Stored data:
>> Start

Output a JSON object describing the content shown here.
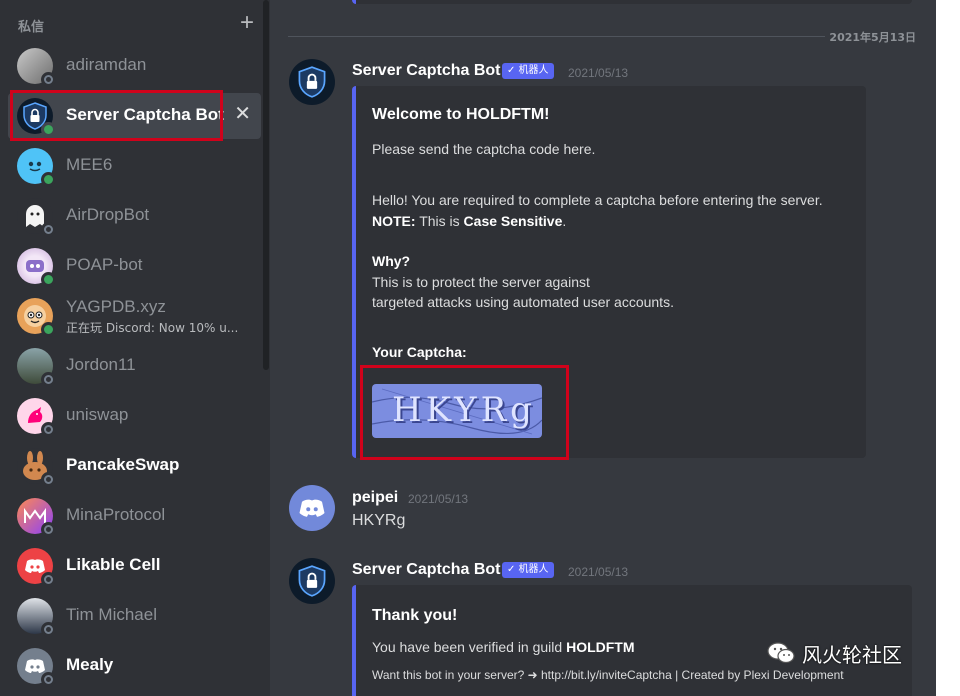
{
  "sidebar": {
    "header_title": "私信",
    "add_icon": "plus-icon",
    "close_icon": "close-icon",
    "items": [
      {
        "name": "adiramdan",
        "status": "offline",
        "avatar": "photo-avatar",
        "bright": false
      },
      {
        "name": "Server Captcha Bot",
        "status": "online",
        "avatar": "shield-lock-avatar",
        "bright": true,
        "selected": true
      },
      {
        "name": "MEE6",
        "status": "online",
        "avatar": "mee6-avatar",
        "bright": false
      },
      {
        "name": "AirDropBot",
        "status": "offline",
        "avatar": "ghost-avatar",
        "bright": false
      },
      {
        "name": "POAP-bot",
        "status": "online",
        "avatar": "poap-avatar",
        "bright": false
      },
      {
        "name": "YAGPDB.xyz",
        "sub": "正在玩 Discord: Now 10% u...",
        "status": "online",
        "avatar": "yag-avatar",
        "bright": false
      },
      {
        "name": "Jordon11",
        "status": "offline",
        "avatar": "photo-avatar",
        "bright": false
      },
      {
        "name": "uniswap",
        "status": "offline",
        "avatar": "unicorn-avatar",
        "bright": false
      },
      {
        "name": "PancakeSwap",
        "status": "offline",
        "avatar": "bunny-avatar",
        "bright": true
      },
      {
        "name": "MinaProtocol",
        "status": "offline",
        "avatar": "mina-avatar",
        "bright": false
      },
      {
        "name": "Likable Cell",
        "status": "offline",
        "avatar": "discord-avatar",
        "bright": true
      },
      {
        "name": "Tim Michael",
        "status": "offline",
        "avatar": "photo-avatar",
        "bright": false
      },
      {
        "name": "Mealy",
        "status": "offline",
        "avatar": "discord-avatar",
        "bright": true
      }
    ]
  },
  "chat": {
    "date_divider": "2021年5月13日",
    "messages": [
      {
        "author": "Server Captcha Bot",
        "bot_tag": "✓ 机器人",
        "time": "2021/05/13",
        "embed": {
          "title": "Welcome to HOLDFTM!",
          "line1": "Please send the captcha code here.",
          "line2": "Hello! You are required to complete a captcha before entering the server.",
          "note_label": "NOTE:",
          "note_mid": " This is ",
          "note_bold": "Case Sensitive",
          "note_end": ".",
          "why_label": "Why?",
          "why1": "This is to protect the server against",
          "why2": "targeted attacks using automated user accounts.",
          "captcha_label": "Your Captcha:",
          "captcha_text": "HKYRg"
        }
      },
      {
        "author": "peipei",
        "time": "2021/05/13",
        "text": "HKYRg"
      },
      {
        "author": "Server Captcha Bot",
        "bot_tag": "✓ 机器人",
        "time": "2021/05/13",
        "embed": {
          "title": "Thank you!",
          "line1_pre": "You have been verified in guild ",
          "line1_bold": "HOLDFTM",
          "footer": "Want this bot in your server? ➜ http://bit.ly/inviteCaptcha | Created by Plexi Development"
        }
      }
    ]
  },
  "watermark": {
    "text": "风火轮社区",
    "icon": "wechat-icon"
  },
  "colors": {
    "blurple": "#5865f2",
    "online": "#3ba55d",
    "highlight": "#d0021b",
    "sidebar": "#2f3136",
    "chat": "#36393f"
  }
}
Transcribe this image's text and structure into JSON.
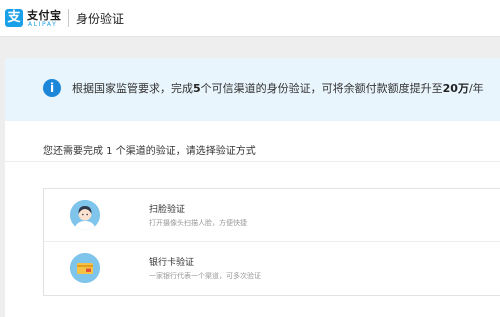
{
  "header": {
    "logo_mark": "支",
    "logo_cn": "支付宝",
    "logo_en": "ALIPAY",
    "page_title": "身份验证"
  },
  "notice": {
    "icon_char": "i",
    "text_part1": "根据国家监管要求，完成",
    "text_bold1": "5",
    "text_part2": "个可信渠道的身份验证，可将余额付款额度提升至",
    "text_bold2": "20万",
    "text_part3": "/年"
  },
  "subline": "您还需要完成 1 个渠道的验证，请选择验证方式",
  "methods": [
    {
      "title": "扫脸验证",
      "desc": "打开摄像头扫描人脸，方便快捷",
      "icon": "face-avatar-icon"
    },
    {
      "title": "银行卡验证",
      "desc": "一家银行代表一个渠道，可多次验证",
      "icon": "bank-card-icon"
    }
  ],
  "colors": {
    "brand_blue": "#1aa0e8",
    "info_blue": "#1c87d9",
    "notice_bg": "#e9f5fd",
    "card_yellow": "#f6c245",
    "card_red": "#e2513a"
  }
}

>> End

WHAT YOU SHOULD DO:
Print all of the records shown above exactly, leaving out each picture.

RESPONSE TO THE EXERCISE:
Output a JSON object describing the content shown here.
{
  "sidebar": {
    "header_title": "私信",
    "add_icon": "plus-icon",
    "close_icon": "close-icon",
    "items": [
      {
        "name": "adiramdan",
        "status": "offline",
        "avatar": "photo-avatar",
        "bright": false
      },
      {
        "name": "Server Captcha Bot",
        "status": "online",
        "avatar": "shield-lock-avatar",
        "bright": true,
        "selected": true
      },
      {
        "name": "MEE6",
        "status": "online",
        "avatar": "mee6-avatar",
        "bright": false
      },
      {
        "name": "AirDropBot",
        "status": "offline",
        "avatar": "ghost-avatar",
        "bright": false
      },
      {
        "name": "POAP-bot",
        "status": "online",
        "avatar": "poap-avatar",
        "bright": false
      },
      {
        "name": "YAGPDB.xyz",
        "sub": "正在玩 Discord: Now 10% u...",
        "status": "online",
        "avatar": "yag-avatar",
        "bright": false
      },
      {
        "name": "Jordon11",
        "status": "offline",
        "avatar": "photo-avatar",
        "bright": false
      },
      {
        "name": "uniswap",
        "status": "offline",
        "avatar": "unicorn-avatar",
        "bright": false
      },
      {
        "name": "PancakeSwap",
        "status": "offline",
        "avatar": "bunny-avatar",
        "bright": true
      },
      {
        "name": "MinaProtocol",
        "status": "offline",
        "avatar": "mina-avatar",
        "bright": false
      },
      {
        "name": "Likable Cell",
        "status": "offline",
        "avatar": "discord-avatar",
        "bright": true
      },
      {
        "name": "Tim Michael",
        "status": "offline",
        "avatar": "photo-avatar",
        "bright": false
      },
      {
        "name": "Mealy",
        "status": "offline",
        "avatar": "discord-avatar",
        "bright": true
      }
    ]
  },
  "chat": {
    "date_divider": "2021年5月13日",
    "messages": [
      {
        "author": "Server Captcha Bot",
        "bot_tag": "✓ 机器人",
        "time": "2021/05/13",
        "embed": {
          "title": "Welcome to HOLDFTM!",
          "line1": "Please send the captcha code here.",
          "line2": "Hello! You are required to complete a captcha before entering the server.",
          "note_label": "NOTE:",
          "note_mid": " This is ",
          "note_bold": "Case Sensitive",
          "note_end": ".",
          "why_label": "Why?",
          "why1": "This is to protect the server against",
          "why2": "targeted attacks using automated user accounts.",
          "captcha_label": "Your Captcha:",
          "captcha_text": "HKYRg"
        }
      },
      {
        "author": "peipei",
        "time": "2021/05/13",
        "text": "HKYRg"
      },
      {
        "author": "Server Captcha Bot",
        "bot_tag": "✓ 机器人",
        "time": "2021/05/13",
        "embed": {
          "title": "Thank you!",
          "line1_pre": "You have been verified in guild ",
          "line1_bold": "HOLDFTM",
          "footer": "Want this bot in your server? ➜ http://bit.ly/inviteCaptcha | Created by Plexi Development"
        }
      }
    ]
  },
  "watermark": {
    "text": "风火轮社区",
    "icon": "wechat-icon"
  },
  "colors": {
    "blurple": "#5865f2",
    "online": "#3ba55d",
    "highlight": "#d0021b",
    "sidebar": "#2f3136",
    "chat": "#36393f"
  }
}
Transcribe this image's text and structure into JSON.
{
  "header": {
    "logo_mark": "支",
    "logo_cn": "支付宝",
    "logo_en": "ALIPAY",
    "page_title": "身份验证"
  },
  "notice": {
    "icon_char": "i",
    "text_part1": "根据国家监管要求，完成",
    "text_bold1": "5",
    "text_part2": "个可信渠道的身份验证，可将余额付款额度提升至",
    "text_bold2": "20万",
    "text_part3": "/年"
  },
  "subline": "您还需要完成 1 个渠道的验证，请选择验证方式",
  "methods": [
    {
      "title": "扫脸验证",
      "desc": "打开摄像头扫描人脸，方便快捷",
      "icon": "face-avatar-icon"
    },
    {
      "title": "银行卡验证",
      "desc": "一家银行代表一个渠道，可多次验证",
      "icon": "bank-card-icon"
    }
  ],
  "colors": {
    "brand_blue": "#1aa0e8",
    "info_blue": "#1c87d9",
    "notice_bg": "#e9f5fd",
    "card_yellow": "#f6c245",
    "card_red": "#e2513a"
  }
}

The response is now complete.